◆ INSTRUCTIONS FOR THE TASK: Find the lines containing the word "Legisiuris" and copy every one of them.

◆ RAW DATA:
* Start *
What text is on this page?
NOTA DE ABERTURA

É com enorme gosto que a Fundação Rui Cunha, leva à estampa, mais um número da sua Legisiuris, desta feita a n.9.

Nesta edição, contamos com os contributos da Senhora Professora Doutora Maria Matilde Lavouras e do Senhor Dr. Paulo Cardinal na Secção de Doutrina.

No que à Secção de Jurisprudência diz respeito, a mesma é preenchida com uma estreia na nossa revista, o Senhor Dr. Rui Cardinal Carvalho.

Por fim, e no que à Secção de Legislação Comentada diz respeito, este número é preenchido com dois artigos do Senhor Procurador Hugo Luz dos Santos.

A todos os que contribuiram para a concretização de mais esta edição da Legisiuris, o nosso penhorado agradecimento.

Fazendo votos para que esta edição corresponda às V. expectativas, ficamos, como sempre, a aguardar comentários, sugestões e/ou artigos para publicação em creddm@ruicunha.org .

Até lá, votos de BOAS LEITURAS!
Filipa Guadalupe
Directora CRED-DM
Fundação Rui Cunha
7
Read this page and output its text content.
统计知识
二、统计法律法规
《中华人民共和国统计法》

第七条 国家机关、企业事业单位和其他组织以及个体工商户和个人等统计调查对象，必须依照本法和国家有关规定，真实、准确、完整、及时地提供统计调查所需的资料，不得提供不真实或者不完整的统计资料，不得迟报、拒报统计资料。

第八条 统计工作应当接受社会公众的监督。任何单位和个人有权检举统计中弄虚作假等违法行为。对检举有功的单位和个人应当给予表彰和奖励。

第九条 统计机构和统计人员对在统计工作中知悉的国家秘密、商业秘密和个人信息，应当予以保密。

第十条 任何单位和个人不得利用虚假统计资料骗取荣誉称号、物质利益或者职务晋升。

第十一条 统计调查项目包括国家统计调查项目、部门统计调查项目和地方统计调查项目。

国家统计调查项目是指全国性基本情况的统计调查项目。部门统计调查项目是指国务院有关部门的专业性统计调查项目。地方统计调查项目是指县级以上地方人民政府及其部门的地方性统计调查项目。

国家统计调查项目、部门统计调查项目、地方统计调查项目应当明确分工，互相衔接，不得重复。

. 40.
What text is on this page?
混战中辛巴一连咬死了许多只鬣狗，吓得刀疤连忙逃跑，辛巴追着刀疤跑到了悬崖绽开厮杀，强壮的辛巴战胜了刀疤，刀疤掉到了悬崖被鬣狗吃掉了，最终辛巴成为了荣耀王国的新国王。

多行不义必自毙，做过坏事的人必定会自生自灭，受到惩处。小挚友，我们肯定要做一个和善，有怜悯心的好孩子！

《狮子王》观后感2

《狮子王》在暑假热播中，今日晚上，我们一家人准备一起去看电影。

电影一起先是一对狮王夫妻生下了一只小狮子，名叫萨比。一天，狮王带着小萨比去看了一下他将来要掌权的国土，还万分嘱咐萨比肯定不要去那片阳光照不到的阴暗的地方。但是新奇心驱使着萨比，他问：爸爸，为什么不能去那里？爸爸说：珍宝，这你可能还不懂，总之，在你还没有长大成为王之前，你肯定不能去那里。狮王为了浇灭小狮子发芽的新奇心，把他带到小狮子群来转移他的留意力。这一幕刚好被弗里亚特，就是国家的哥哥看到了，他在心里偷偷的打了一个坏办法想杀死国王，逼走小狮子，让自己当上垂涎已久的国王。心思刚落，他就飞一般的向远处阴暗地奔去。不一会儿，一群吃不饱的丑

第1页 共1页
* End *
◆ SOLUTION BELOW:
É com enorme gosto que a Fundação Rui Cunha, leva à estampa, mais um número da sua Legisiuris, desta feita a n.9.
A todos os que contribuiram para a concretização de mais esta edição da Legisiuris, o nosso penhorado agradecimento.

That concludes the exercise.